◆ Exercise description ◆
Locate the string "Links" in the listing below. Copy every line where it is found.

◆ Exercise input ◆
START

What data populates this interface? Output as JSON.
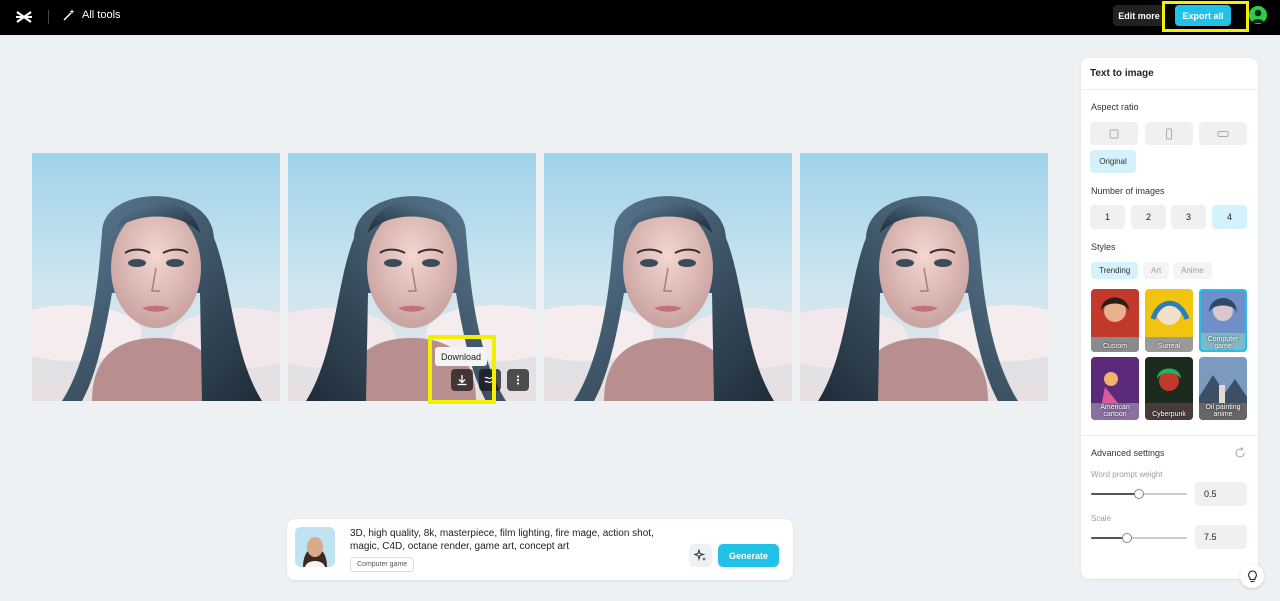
{
  "topbar": {
    "all_tools_label": "All tools",
    "edit_more_label": "Edit more",
    "export_all_label": "Export all"
  },
  "gallery": {
    "tooltip_download": "Download",
    "images": [
      "portrait-1",
      "portrait-2",
      "portrait-3",
      "portrait-4"
    ]
  },
  "prompt": {
    "text": "3D, high quality, 8k, masterpiece, film lighting, fire mage, action shot, magic, C4D, octane render, game art, concept art",
    "style_tag": "Computer game",
    "generate_label": "Generate"
  },
  "panel": {
    "title": "Text to image",
    "aspect_ratio_label": "Aspect ratio",
    "original_label": "Original",
    "num_images_label": "Number of images",
    "num_options": [
      "1",
      "2",
      "3",
      "4"
    ],
    "num_selected": "4",
    "styles_label": "Styles",
    "style_tabs": [
      "Trending",
      "Art",
      "Anime"
    ],
    "style_tiles": [
      {
        "label": "Custom"
      },
      {
        "label": "Surreal"
      },
      {
        "label": "Computer game"
      },
      {
        "label": "American cartoon"
      },
      {
        "label": "Cyberpunk"
      },
      {
        "label": "Oil painting anime"
      }
    ],
    "advanced_label": "Advanced settings",
    "word_prompt_label": "Word prompt weight",
    "word_prompt_value": "0.5",
    "word_prompt_level": 0.5,
    "scale_label": "Scale",
    "scale_value": "7.5",
    "scale_level": 0.38
  },
  "colors": {
    "accent": "#21c1e8",
    "highlight": "#f2ef00",
    "selected_bg": "#d4f2fb"
  }
}
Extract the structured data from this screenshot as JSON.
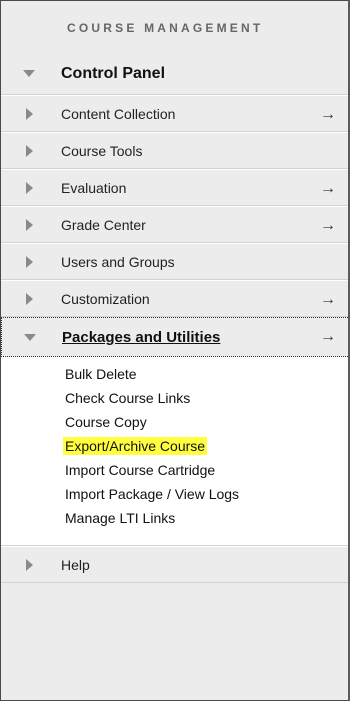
{
  "title": "COURSE MANAGEMENT",
  "control_panel": "Control Panel",
  "items": [
    {
      "label": "Content Collection",
      "arrow": "→"
    },
    {
      "label": "Course Tools",
      "arrow": ""
    },
    {
      "label": "Evaluation",
      "arrow": "→"
    },
    {
      "label": "Grade Center",
      "arrow": "→"
    },
    {
      "label": "Users and Groups",
      "arrow": ""
    },
    {
      "label": "Customization",
      "arrow": "→"
    }
  ],
  "packages": {
    "label": "Packages and Utilities",
    "arrow": "→",
    "subitems": [
      "Bulk Delete",
      "Check Course Links",
      "Course Copy",
      "Export/Archive Course",
      "Import Course Cartridge",
      "Import Package / View Logs",
      "Manage LTI Links"
    ]
  },
  "help": "Help",
  "highlight_color": "#ffff40"
}
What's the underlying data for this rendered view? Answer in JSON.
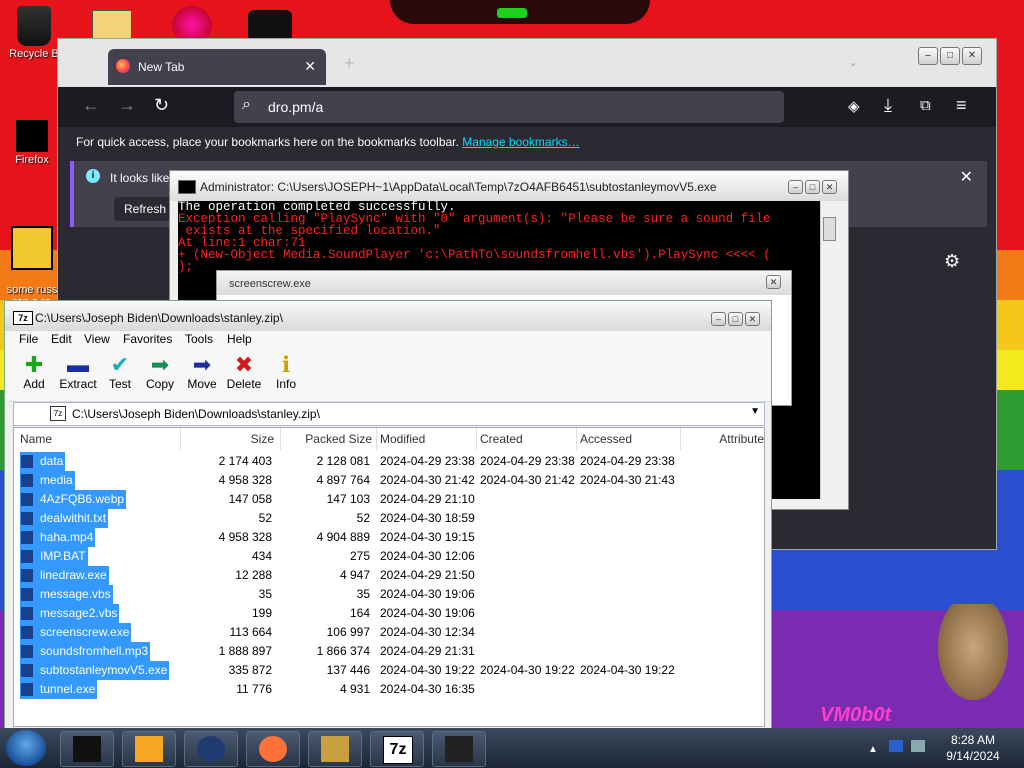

END

◆ The answer ◆
      "Check Course Links",
      "Manage LTI Links"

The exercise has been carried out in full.